> **TÂCHES À RÉALISER**
**1.** Dites si chacune des affirmations suivantes s'accorde avec le texte. Répondez par oui ou par non, puis citez mot pour mot les termes du texte qui tranchent la question.
(a) Gérard Collomb est le premier maire socialiste de Lyon depuis un siècle.
(b) La mère de Gérard Collomb était ouvrière métallurgiste.
(c) En Mai 68, Gérard Collomb rejoint la révolution étudiante.
**2.** Mettez à jour le passage du texte qui commence par "A 54 ans, Gérard" et va jusqu'à "la réputation conservatrice.", en remplaçant "drapeau" par "étendard".

> **TEXTE**
┄┄┄┄┄┄┄┄┄┄

A 54 ans, Gérard Collomb devient le premier maire socialiste de Lyon depuis un siècle. Un maire qui, comme son lointain prédécesseur, s'est fait élire sans trop agiter son drapeau socialiste afin de ne pas effaroucher une ville à la réputation conservatrice.

Cette élection, c'est l'aboutissement d'une carrière pour ce fils d'un ouvrier métallurgiste, socialiste, et d'une femme de ménage, catholique pratiquante. Après de sages études universitaires, à peine troublées par les événements de Mai 68, où il se distingue de la révolution étudiante en choisissant le camp des modérés «réformistes», il décroche une agrégation de lettres classiques et se destine à l'enseignement. Militant socialiste, il a le mauvais goût, aux yeux de François Mitterrand, de lui préférer le pragmatisme de Michel Rocard. Ce qui lui interdira pendant des années l'accès à de hautes responsabilités au sein du PS. Il reste donc replié sur Lyon où il mène en 1983, 1989 et 1995 de vaines offensives contre la mairie, bastion de la droite.

┄┄┄┄┄┄┄┄┄┄

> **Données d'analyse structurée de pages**
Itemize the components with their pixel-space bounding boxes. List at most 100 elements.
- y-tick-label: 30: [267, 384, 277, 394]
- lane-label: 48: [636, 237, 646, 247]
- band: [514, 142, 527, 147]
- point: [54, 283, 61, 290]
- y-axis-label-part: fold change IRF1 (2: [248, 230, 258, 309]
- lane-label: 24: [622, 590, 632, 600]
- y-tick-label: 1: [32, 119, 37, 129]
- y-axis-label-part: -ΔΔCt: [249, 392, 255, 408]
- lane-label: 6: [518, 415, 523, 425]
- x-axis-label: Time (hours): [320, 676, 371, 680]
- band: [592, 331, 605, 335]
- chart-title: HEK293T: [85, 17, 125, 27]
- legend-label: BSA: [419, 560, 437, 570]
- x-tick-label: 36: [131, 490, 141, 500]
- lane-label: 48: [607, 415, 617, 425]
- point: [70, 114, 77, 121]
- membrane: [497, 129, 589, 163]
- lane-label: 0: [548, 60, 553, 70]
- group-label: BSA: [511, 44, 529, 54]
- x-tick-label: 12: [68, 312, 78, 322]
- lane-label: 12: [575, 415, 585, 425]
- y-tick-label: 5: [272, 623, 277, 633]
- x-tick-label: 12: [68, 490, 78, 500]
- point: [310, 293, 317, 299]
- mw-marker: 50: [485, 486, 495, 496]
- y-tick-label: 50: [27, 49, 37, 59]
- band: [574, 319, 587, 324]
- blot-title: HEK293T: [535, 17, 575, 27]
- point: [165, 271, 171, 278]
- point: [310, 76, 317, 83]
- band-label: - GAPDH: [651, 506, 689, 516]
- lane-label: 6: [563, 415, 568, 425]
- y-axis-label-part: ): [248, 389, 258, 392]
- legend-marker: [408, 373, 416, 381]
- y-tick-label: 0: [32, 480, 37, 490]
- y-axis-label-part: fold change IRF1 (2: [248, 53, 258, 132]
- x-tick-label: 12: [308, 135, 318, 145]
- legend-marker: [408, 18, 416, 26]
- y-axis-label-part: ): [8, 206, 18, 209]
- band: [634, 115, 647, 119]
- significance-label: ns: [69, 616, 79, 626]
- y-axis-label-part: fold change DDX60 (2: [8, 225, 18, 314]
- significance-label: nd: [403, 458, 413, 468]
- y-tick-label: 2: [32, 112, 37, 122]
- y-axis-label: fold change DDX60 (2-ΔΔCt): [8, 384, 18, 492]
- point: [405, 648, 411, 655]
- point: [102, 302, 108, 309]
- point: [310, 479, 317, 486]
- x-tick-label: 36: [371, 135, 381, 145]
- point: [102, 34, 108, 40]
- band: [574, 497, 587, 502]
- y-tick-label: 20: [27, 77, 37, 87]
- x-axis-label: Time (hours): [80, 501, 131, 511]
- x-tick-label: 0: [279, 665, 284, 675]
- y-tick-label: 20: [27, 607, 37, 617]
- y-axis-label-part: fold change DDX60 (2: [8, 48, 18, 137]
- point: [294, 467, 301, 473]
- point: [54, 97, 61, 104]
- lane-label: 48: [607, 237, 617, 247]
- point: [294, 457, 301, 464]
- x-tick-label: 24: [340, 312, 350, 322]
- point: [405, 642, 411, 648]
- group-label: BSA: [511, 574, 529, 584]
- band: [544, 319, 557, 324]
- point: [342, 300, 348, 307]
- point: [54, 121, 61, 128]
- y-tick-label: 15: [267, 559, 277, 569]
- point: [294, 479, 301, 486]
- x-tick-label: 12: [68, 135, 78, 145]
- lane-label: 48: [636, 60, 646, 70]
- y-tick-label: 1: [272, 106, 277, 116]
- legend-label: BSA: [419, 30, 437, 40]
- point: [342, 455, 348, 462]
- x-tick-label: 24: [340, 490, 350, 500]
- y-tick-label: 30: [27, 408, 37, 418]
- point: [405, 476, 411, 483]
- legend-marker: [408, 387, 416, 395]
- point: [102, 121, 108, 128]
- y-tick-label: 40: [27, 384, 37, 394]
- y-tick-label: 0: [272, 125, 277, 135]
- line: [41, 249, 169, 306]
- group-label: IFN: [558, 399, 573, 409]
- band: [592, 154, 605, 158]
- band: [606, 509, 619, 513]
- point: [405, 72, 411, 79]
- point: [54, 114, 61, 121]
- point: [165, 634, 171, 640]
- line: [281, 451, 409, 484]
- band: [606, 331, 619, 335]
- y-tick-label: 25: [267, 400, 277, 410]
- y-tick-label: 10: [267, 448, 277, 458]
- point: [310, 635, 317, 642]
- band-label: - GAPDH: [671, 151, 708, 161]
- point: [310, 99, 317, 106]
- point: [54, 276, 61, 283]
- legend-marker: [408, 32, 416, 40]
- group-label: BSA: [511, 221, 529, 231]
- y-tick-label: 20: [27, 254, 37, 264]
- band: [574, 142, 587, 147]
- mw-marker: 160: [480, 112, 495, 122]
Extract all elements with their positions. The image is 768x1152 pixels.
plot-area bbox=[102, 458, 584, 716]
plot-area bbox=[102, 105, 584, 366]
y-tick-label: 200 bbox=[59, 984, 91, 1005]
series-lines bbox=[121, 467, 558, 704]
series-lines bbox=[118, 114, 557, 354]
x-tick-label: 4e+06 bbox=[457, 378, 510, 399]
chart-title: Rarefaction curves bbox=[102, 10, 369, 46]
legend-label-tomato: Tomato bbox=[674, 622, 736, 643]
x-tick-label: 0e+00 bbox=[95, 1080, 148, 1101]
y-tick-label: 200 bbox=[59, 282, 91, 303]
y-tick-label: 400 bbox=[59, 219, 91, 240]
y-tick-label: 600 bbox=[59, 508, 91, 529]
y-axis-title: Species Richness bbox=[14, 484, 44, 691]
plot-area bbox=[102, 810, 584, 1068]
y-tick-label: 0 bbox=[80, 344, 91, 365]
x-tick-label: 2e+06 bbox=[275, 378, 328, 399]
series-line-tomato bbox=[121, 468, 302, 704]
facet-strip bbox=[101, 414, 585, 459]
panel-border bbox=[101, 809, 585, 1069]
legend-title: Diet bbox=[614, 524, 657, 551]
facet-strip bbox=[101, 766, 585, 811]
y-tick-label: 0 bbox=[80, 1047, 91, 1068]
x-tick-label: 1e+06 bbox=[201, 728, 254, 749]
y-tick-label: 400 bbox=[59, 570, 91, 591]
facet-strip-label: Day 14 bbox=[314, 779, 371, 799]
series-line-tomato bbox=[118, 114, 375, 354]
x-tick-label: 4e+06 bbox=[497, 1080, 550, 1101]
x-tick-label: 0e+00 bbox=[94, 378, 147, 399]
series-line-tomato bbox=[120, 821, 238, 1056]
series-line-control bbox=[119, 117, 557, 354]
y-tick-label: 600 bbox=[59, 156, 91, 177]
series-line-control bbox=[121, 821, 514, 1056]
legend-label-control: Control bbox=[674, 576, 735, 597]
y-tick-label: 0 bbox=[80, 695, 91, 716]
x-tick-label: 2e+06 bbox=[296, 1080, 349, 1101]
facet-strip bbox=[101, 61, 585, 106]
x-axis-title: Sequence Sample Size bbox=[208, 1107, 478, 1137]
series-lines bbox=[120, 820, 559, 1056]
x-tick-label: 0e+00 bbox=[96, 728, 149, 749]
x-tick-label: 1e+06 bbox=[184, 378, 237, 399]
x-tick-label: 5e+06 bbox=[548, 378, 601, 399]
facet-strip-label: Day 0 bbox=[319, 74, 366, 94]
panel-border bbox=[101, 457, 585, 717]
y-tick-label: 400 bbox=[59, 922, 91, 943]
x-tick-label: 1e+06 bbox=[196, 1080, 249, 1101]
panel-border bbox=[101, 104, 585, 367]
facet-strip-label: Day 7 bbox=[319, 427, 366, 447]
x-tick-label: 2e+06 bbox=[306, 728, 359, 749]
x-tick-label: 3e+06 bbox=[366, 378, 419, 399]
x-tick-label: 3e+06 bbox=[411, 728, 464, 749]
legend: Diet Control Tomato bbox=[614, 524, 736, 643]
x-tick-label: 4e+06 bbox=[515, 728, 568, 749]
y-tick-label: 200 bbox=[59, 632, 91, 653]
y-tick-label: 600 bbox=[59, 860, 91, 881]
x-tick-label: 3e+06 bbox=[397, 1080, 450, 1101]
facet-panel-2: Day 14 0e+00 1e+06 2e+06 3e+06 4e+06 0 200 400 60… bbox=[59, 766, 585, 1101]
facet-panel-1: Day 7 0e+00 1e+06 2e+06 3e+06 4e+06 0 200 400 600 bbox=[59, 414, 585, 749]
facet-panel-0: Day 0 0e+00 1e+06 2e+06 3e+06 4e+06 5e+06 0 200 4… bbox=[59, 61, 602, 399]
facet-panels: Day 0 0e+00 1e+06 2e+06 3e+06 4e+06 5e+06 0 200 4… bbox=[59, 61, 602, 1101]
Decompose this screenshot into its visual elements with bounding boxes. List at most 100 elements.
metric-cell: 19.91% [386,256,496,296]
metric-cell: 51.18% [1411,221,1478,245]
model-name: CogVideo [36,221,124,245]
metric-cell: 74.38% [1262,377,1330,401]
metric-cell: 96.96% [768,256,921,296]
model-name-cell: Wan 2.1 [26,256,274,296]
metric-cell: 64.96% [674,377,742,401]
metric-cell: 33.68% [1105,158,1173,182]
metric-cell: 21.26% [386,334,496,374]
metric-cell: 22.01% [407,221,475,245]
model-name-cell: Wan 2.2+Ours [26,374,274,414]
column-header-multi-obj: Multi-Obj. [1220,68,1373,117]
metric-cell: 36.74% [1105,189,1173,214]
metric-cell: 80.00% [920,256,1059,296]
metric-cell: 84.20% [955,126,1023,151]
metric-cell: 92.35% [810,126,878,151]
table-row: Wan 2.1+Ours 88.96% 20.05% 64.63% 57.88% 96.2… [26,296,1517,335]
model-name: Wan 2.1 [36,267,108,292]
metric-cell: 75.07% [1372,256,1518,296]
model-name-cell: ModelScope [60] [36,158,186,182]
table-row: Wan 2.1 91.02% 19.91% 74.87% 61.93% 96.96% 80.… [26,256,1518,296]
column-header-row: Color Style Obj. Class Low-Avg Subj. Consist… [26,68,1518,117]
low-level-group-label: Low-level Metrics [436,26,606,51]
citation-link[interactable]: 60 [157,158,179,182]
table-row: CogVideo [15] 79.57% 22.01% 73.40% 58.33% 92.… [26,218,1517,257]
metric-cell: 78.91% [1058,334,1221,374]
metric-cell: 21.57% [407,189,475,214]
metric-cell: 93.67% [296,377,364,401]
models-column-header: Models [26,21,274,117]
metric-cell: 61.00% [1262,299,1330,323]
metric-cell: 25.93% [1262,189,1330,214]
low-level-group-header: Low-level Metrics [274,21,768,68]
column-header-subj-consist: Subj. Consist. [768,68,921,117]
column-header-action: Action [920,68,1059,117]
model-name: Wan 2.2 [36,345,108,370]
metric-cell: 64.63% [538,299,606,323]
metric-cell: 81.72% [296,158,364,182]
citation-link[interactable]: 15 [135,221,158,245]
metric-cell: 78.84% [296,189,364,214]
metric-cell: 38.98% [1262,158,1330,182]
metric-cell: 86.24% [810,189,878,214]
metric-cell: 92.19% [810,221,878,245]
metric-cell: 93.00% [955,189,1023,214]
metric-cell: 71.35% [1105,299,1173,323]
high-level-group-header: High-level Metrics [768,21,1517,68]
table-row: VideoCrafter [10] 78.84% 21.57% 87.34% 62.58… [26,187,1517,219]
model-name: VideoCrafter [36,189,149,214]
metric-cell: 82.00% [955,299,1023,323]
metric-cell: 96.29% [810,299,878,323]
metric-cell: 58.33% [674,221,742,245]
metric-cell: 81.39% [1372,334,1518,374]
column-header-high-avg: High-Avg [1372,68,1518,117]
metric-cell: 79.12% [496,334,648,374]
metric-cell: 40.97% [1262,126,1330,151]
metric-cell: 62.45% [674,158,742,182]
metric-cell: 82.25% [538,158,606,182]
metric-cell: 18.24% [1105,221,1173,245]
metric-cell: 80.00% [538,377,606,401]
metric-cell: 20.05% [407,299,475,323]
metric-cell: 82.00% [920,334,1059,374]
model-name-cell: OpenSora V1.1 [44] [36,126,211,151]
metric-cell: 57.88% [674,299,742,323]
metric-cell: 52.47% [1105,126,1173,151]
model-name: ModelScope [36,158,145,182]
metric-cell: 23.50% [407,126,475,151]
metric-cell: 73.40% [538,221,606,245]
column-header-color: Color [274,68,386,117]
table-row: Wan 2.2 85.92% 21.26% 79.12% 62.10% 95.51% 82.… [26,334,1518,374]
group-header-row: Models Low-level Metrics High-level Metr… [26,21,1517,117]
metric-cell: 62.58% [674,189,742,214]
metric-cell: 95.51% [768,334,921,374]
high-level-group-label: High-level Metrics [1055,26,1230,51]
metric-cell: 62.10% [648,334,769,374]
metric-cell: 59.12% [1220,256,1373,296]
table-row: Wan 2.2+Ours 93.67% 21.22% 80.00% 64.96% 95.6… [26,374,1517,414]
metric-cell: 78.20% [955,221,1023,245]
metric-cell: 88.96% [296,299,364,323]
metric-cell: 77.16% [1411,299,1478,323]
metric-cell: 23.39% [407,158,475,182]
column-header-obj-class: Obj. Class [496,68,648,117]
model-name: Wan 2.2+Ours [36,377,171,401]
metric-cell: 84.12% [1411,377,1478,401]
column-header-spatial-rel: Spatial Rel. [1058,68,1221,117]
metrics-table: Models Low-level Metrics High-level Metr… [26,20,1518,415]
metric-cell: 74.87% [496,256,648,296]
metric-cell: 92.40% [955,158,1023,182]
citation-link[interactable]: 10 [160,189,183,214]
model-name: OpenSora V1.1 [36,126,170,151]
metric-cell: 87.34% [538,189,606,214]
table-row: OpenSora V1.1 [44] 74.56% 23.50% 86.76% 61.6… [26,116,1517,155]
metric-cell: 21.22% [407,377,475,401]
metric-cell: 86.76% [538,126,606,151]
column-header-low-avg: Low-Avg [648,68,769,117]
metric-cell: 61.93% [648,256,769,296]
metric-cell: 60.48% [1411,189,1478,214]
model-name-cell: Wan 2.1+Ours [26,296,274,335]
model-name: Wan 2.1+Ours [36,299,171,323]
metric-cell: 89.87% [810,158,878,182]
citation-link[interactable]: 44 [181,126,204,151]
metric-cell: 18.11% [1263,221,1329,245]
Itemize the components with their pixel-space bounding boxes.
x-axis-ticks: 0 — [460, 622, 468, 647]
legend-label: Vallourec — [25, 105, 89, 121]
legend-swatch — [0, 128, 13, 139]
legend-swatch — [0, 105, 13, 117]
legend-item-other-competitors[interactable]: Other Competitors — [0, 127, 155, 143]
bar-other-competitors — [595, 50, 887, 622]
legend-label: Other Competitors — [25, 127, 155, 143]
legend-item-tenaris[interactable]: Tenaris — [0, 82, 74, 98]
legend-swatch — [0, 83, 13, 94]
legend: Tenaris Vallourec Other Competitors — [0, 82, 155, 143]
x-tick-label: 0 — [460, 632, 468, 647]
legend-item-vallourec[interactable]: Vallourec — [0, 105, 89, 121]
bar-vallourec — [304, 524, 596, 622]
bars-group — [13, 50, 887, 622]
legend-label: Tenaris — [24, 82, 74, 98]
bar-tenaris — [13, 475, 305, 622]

┄┄┄┄┄┄┄┄┄┄

> **CORRIGÉ**
**1.**
(a) Oui : « devient le premier maire socialiste de Lyon depuis un siècle ».
(b) Non : « fils d'un ouvrier métallurgiste, socialiste, et d'une femme de ménage, catholique pratiquante ».
(c) Non : « il se distingue de la révolution étudiante en choisissant le camp des modérés «réformistes» ».

**2.**
A 54 ans, Gérard Collomb devient le premier maire socialiste de Lyon depuis un siècle. Un maire qui, comme son lointain prédécesseur, s'est fait élire sans trop agiter son étendard socialiste afin de ne pas effaroucher une ville à la réputation conservatrice.